**What the exercise asks:** Show only lines that include "color".

**Data provided:**
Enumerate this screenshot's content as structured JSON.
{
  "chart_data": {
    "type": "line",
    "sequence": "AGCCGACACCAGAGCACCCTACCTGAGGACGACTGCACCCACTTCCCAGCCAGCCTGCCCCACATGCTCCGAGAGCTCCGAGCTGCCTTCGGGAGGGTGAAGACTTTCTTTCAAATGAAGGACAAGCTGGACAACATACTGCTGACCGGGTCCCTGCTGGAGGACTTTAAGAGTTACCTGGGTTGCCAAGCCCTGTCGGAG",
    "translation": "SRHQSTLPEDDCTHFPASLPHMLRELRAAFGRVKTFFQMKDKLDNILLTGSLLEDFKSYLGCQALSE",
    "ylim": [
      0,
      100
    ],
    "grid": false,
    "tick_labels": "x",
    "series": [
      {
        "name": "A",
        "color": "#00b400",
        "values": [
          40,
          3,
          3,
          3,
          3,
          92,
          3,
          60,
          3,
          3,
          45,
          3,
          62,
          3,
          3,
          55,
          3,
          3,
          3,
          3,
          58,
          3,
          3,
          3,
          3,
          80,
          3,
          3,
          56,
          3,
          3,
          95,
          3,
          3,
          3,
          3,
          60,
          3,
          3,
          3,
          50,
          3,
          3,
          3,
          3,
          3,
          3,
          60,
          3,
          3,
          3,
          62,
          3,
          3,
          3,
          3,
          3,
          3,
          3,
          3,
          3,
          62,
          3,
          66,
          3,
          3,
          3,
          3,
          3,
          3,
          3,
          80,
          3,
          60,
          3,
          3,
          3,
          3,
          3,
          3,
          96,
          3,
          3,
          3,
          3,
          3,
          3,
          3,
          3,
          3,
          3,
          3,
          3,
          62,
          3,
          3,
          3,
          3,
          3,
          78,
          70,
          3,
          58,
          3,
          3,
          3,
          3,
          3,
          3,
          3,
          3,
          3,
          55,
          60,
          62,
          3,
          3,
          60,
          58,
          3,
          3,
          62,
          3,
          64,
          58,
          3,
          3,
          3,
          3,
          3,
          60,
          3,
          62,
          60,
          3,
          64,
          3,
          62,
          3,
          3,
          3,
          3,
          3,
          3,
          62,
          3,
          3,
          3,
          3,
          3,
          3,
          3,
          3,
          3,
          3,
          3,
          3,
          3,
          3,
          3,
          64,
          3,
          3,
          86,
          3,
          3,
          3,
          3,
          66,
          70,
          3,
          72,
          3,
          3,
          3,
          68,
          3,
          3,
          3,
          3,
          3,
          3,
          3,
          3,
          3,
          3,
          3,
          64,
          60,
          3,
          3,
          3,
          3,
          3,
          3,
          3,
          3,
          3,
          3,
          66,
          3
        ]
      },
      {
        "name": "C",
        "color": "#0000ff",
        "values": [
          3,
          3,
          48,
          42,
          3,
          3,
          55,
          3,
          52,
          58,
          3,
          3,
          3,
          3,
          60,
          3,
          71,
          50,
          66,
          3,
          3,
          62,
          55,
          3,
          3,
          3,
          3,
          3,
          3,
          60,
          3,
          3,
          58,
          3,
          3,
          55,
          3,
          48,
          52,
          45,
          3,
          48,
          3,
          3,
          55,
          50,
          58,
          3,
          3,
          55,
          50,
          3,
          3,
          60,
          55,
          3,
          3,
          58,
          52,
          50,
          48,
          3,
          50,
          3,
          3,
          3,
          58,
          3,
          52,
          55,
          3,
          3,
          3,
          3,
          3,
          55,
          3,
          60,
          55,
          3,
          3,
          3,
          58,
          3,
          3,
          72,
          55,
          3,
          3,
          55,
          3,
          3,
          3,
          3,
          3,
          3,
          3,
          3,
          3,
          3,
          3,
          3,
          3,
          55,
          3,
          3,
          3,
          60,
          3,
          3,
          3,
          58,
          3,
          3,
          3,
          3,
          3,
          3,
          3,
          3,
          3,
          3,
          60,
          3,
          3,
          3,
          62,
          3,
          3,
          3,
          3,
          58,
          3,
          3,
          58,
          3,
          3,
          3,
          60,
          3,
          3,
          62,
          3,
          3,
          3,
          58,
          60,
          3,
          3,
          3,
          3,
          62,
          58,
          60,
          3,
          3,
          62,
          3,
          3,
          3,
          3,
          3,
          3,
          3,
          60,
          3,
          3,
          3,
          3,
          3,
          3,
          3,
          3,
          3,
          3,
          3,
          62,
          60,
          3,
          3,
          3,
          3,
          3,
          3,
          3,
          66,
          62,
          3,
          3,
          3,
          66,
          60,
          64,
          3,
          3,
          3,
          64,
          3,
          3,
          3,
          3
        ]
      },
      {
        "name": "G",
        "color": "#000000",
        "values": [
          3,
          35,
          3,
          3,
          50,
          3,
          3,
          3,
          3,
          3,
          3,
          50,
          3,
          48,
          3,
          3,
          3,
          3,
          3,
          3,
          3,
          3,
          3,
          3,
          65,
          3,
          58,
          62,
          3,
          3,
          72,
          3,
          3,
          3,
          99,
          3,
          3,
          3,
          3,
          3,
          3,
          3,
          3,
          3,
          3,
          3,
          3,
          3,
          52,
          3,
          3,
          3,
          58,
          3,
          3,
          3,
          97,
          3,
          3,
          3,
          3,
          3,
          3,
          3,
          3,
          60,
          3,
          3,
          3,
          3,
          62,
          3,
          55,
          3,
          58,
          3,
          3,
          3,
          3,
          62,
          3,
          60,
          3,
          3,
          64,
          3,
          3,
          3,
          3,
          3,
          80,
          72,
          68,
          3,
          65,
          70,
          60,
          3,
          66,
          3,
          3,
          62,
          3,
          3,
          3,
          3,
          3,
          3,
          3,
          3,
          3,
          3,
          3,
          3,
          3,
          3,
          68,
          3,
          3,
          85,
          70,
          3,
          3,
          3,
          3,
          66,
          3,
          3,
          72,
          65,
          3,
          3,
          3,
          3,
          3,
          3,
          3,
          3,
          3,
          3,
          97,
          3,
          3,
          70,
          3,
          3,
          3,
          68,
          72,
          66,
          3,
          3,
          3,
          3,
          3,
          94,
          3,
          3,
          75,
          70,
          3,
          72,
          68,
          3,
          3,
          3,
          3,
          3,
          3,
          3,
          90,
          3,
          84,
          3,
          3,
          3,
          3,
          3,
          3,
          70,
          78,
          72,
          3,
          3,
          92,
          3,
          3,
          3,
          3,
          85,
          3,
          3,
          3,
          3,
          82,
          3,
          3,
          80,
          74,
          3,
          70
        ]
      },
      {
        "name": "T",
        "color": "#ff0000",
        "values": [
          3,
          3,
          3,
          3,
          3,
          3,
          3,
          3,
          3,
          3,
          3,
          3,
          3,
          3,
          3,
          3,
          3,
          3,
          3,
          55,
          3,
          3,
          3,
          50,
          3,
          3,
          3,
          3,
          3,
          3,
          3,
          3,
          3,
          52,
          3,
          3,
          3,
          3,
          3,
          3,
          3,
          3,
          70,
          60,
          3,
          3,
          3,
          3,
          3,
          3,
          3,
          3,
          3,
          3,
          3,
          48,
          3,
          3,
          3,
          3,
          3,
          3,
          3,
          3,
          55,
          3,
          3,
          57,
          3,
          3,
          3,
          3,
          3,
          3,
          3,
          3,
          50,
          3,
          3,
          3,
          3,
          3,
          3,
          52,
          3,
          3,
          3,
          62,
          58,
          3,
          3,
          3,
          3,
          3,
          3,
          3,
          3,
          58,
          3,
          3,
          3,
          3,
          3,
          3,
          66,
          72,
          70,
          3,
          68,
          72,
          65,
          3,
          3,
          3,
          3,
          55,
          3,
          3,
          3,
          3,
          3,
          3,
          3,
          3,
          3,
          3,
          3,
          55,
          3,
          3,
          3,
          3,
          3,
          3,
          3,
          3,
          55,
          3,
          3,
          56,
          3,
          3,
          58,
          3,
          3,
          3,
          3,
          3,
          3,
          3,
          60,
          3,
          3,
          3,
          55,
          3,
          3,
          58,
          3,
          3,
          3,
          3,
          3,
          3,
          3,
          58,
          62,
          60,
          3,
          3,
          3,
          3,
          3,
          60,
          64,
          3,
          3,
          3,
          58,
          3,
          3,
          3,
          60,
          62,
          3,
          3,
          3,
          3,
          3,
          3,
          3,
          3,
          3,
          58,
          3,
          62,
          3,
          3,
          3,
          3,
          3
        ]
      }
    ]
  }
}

**Exercise response:**
        "color": "#00b400",
        "color": "#0000ff",
        "color": "#000000",
        "color": "#ff0000",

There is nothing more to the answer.